• [What the exercise asks] In the mailing list reply about dynamic naming, where does the writer send the message in case GitHub is causing the problem?

• [Text block]
####
Re: [invisibleXML/ixml] Dynamic naming / name from the input data (Issue #168)

I'm finding it a little hard to follow Steven's comments here, given
that either his mail user agent seems not to distinguish in any visible
way between quoted material and new material, or some process in the
middle (maybe Github?) is stripping the distinction out.  Github's
refusal to allow post-hoc editing of email comments on an issue also
doesn't help.  In case Github is the culprit, I am sending this mail to
public-ixml as well as to the reply address on Steven's mail.

Steven Pemberton <> writes:

> On Tuesday 13 December 2022 17:39:02 (+01:00), C. M. Sperberg-McQueen wrote:
>> Issue 13 suggests allowing different nonterminals to be serialized
>> with the same element or attribute name, in a way that allows the
>> expected name to be determined by inspection of the grammar.
> Yes, issue 13 addresses the problem of naming in the serialisation
> being bound to the input syntax.

I'm not quite sure what "bound to the input syntax" means.  Or rather, I
guess it must mean that the names used in the serialization can be found
by inspecting the ixml grammar without reference to the input (although
my internal parser for English doesn't quite see how that meaning
emerges from those words).  So, so far we seem to be in agreement on the
subject of issue #13.

> Issue 13 is about recognising that the input syntax is different, but
> the output serialisation is the same. It is only about static
> renaming.

>> Experience with ixml grammars for parsing XML suggests it may be
>> helpful to contemplate allowing elements and attributes to carry
>> names given in (or more generally derived from) the input stream.

> Dynamic renaming is a whole other kettle of fish,

Good.  We are in agreement again:  issue #168 and issue #13 are usefully

> and once you add variables, you open a whole can of worms.

I'm not sure anyone has suggested variables, but I agree that adding
them has great potential for worminess.

> Just suggesting it puts us on the slippery slope already, and should
> be approached with care. The end of the slope is Turing-completeness,
> and is reached very quickly.

I'm glad to see you agree.

> But for people interested, take a look at Affix Grammars, which
> address the issue.
> in particular the section
> headed Types.

Thank you for the pointer.

Since it may not be obvious to all readers how VW grammars would be used
to implement dynamic naming, perhaps it would be helpful to have a
worked example showing how two-level grammars could make this work.  I
append one to this mail.

Steven is right, I think, to suggest that VW grammars show very
convincingly that Turing completeness may be achieved with great economy
of mechanism (which in turn means that any mechanism we invent might end
us at the bottom of that fabled slippery slope).  But I do not suggest
VW grammars as a solution to the use cases described here; I think these
use cases can be supported by mechanisms which are weaker and easier to
work with than VW grammars (easier to work with both for grammar writers
and for processor developers).
####
• [Recorded information]
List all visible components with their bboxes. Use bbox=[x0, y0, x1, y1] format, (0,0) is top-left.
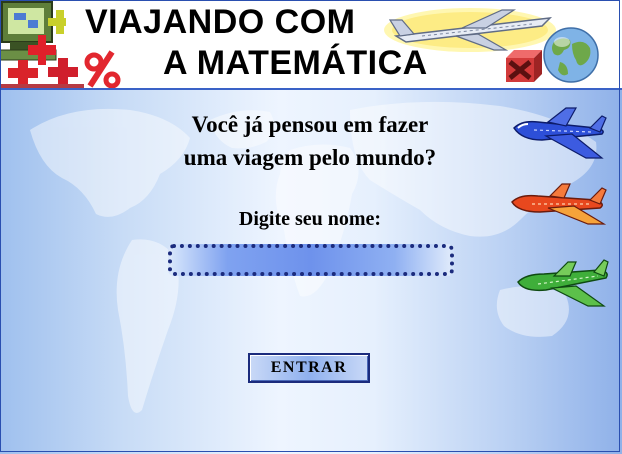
####
• [Solution for this exercise] To public-ixml and to the reply address on Steven's mail.